**Collected data:**
•••••

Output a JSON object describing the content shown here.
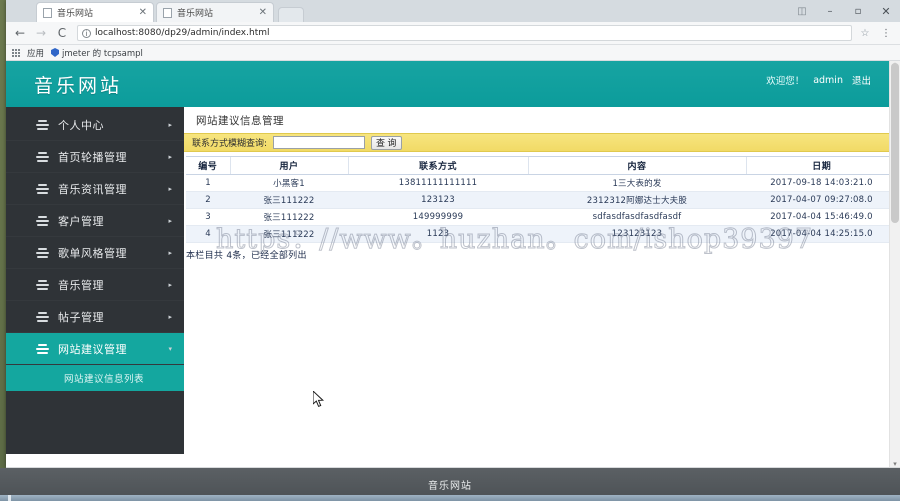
{
  "browser": {
    "tabs": [
      {
        "title": "音乐网站",
        "active": true,
        "close_label": "✕"
      },
      {
        "title": "音乐网站",
        "active": false,
        "close_label": "✕"
      }
    ],
    "window_controls": {
      "account": "◫",
      "minimize": "–",
      "maximize": "▫",
      "close": "✕"
    },
    "nav": {
      "back": "←",
      "forward": "→",
      "reload": "C",
      "info_icon": "i",
      "url": "localhost:8080/dp29/admin/index.html",
      "star": "☆",
      "menu": "⋮"
    },
    "bookmarks": [
      {
        "label": "应用",
        "icon": "apps-grid-icon"
      },
      {
        "label": "jmeter 的 tcpsampl",
        "icon": "shield-icon"
      }
    ]
  },
  "site": {
    "title": "音乐网站",
    "user_area": {
      "welcome": "欢迎您！",
      "username": "admin",
      "logout": "退出"
    }
  },
  "sidebar": {
    "items": [
      {
        "label": "个人中心",
        "caret": "▸",
        "active": false
      },
      {
        "label": "首页轮播管理",
        "caret": "▸",
        "active": false
      },
      {
        "label": "音乐资讯管理",
        "caret": "▸",
        "active": false
      },
      {
        "label": "客户管理",
        "caret": "▸",
        "active": false
      },
      {
        "label": "歌单风格管理",
        "caret": "▸",
        "active": false
      },
      {
        "label": "音乐管理",
        "caret": "▸",
        "active": false
      },
      {
        "label": "帖子管理",
        "caret": "▸",
        "active": false
      },
      {
        "label": "网站建议管理",
        "caret": "▾",
        "active": true
      }
    ],
    "submenu": [
      {
        "label": "网站建议信息列表"
      }
    ]
  },
  "content": {
    "title": "网站建议信息管理",
    "search": {
      "label": "联系方式模糊查询:",
      "value": "",
      "placeholder": "",
      "button": "查 询"
    },
    "table": {
      "headers": [
        "编号",
        "用户",
        "联系方式",
        "内容",
        "日期"
      ],
      "rows": [
        [
          "1",
          "小黑客1",
          "13811111111111",
          "1三大表的发",
          "2017-09-18 14:03:21.0"
        ],
        [
          "2",
          "张三111222",
          "123123",
          "2312312阿娜达士大夫股",
          "2017-04-07 09:27:08.0"
        ],
        [
          "3",
          "张三111222",
          "149999999",
          "sdfasdfasdfasdfasdf",
          "2017-04-04 15:46:49.0"
        ],
        [
          "4",
          "张三111222",
          "1123",
          "123123123",
          "2017-04-04 14:25:15.0"
        ]
      ]
    },
    "list_note": "本栏目共 4条，已经全部列出",
    "watermark": "https：//www。huzhan。com/ishop39397"
  },
  "taskbar": {
    "label": "音乐网站"
  },
  "colors": {
    "brand_teal": "#0f9e9e",
    "sidebar_dark": "#2f3337",
    "active_teal": "#14a79f",
    "search_yellow": "#f5e27a",
    "taskbar_gray": "#53585c"
  }
}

•••••

**Problem description:**
Leave the pictures out and output the rest of the listing exactly.

**Result of this task:**
Output a JSON object describing the content shown here.
{
  "browser": {
    "tabs": [
      {
        "title": "音乐网站",
        "active": true,
        "close_label": "✕"
      },
      {
        "title": "音乐网站",
        "active": false,
        "close_label": "✕"
      }
    ],
    "window_controls": {
      "account": "◫",
      "minimize": "–",
      "maximize": "▫",
      "close": "✕"
    },
    "nav": {
      "back": "←",
      "forward": "→",
      "reload": "C",
      "info_icon": "i",
      "url": "localhost:8080/dp29/admin/index.html",
      "star": "☆",
      "menu": "⋮"
    },
    "bookmarks": [
      {
        "label": "应用",
        "icon": "apps-grid-icon"
      },
      {
        "label": "jmeter 的 tcpsampl",
        "icon": "shield-icon"
      }
    ]
  },
  "site": {
    "title": "音乐网站",
    "user_area": {
      "welcome": "欢迎您！",
      "username": "admin",
      "logout": "退出"
    }
  },
  "sidebar": {
    "items": [
      {
        "label": "个人中心",
        "caret": "▸",
        "active": false
      },
      {
        "label": "首页轮播管理",
        "caret": "▸",
        "active": false
      },
      {
        "label": "音乐资讯管理",
        "caret": "▸",
        "active": false
      },
      {
        "label": "客户管理",
        "caret": "▸",
        "active": false
      },
      {
        "label": "歌单风格管理",
        "caret": "▸",
        "active": false
      },
      {
        "label": "音乐管理",
        "caret": "▸",
        "active": false
      },
      {
        "label": "帖子管理",
        "caret": "▸",
        "active": false
      },
      {
        "label": "网站建议管理",
        "caret": "▾",
        "active": true
      }
    ],
    "submenu": [
      {
        "label": "网站建议信息列表"
      }
    ]
  },
  "content": {
    "title": "网站建议信息管理",
    "search": {
      "label": "联系方式模糊查询:",
      "value": "",
      "placeholder": "",
      "button": "查 询"
    },
    "table": {
      "headers": [
        "编号",
        "用户",
        "联系方式",
        "内容",
        "日期"
      ],
      "rows": [
        [
          "1",
          "小黑客1",
          "13811111111111",
          "1三大表的发",
          "2017-09-18 14:03:21.0"
        ],
        [
          "2",
          "张三111222",
          "123123",
          "2312312阿娜达士大夫股",
          "2017-04-07 09:27:08.0"
        ],
        [
          "3",
          "张三111222",
          "149999999",
          "sdfasdfasdfasdfasdf",
          "2017-04-04 15:46:49.0"
        ],
        [
          "4",
          "张三111222",
          "1123",
          "123123123",
          "2017-04-04 14:25:15.0"
        ]
      ]
    },
    "list_note": "本栏目共 4条，已经全部列出",
    "watermark": "https：//www。huzhan。com/ishop39397"
  },
  "taskbar": {
    "label": "音乐网站"
  },
  "colors": {
    "brand_teal": "#0f9e9e",
    "sidebar_dark": "#2f3337",
    "active_teal": "#14a79f",
    "search_yellow": "#f5e27a",
    "taskbar_gray": "#53585c"
  }
}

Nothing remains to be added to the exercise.